Check each line of the material below for "بالشفعة". Report how many have it, with no other words.

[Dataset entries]
★ ★ ★

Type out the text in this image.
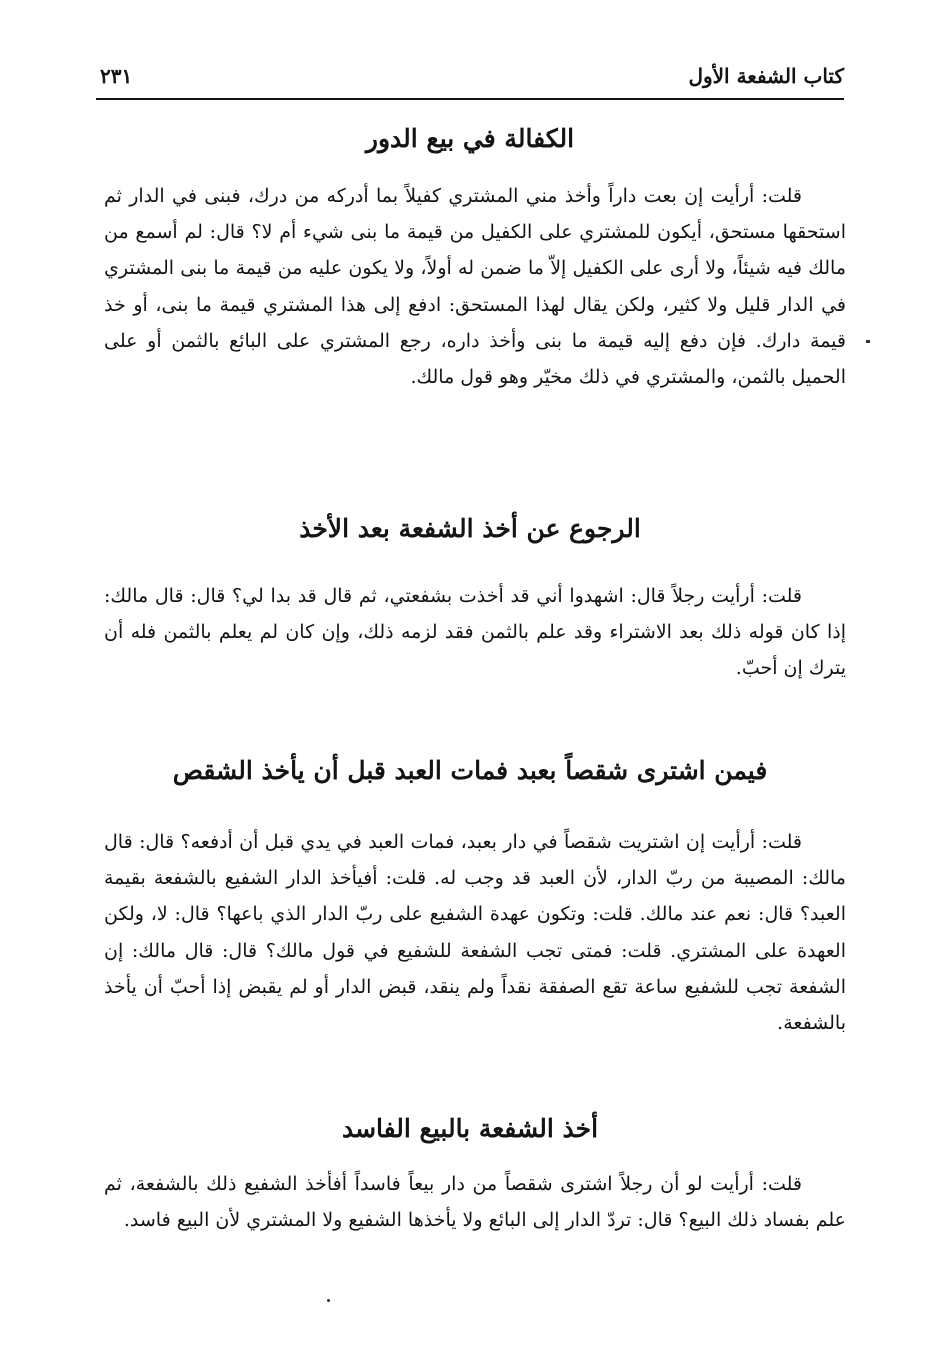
كتاب الشفعة الأول
٢٣١
الكفالة في بيع الدور

قلت: أرأيت إن بعت داراً وأخذ مني المشتري كفيلاً بما أدركه من درك، فبنى في الدار ثم استحقها مستحق، أيكون للمشتري على الكفيل من قيمة ما بنى شيء أم لا؟ قال: لم أسمع من مالك فيه شيئاً، ولا أرى على الكفيل إلاّ ما ضمن له أولاً، ولا يكون عليه من قيمة ما بنى المشتري في الدار قليل ولا كثير، ولكن يقال لهذا المستحق: ادفع إلى هذا المشتري قيمة ما بنى، أو خذ قيمة دارك. فإن دفع إليه قيمة ما بنى وأخذ داره، رجع المشتري على البائع بالثمن أو على الحميل بالثمن، والمشتري في ذلك مخيّر وهو قول مالك.

الرجوع عن أخذ الشفعة بعد الأخذ

قلت: أرأيت رجلاً قال: اشهدوا أني قد أخذت بشفعتي، ثم قال قد بدا لي؟ قال: قال مالك: إذا كان قوله ذلك بعد الاشتراء وقد علم بالثمن فقد لزمه ذلك، وإن كان لم يعلم بالثمن فله أن يترك إن أحبّ.

فيمن اشترى شقصاً بعبد فمات العبد قبل أن يأخذ الشقص

قلت: أرأيت إن اشتريت شقصاً في دار بعبد، فمات العبد في يدي قبل أن أدفعه؟ قال: قال مالك: المصيبة من ربّ الدار، لأن العبد قد وجب له. قلت: أفيأخذ الدار الشفيع بالشفعة بقيمة العبد؟ قال: نعم عند مالك. قلت: وتكون عهدة الشفيع على ربّ الدار الذي باعها؟ قال: لا، ولكن العهدة على المشتري. قلت: فمتى تجب الشفعة للشفيع في قول مالك؟ قال: قال مالك: إن الشفعة تجب للشفيع ساعة تقع الصفقة نقداً ولم ينقد، قبض الدار أو لم يقبض إذا أحبّ أن يأخذ بالشفعة.

أخذ الشفعة بالبيع الفاسد

قلت: أرأيت لو أن رجلاً اشترى شقصاً من دار بيعاً فاسداً أفأخذ الشفيع ذلك بالشفعة، ثم علم بفساد ذلك البيع؟ قال: تردّ الدار إلى البائع ولا يأخذها الشفيع ولا المشتري لأن البيع فاسد.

★ ★ ★

• [Response to the exercise]
2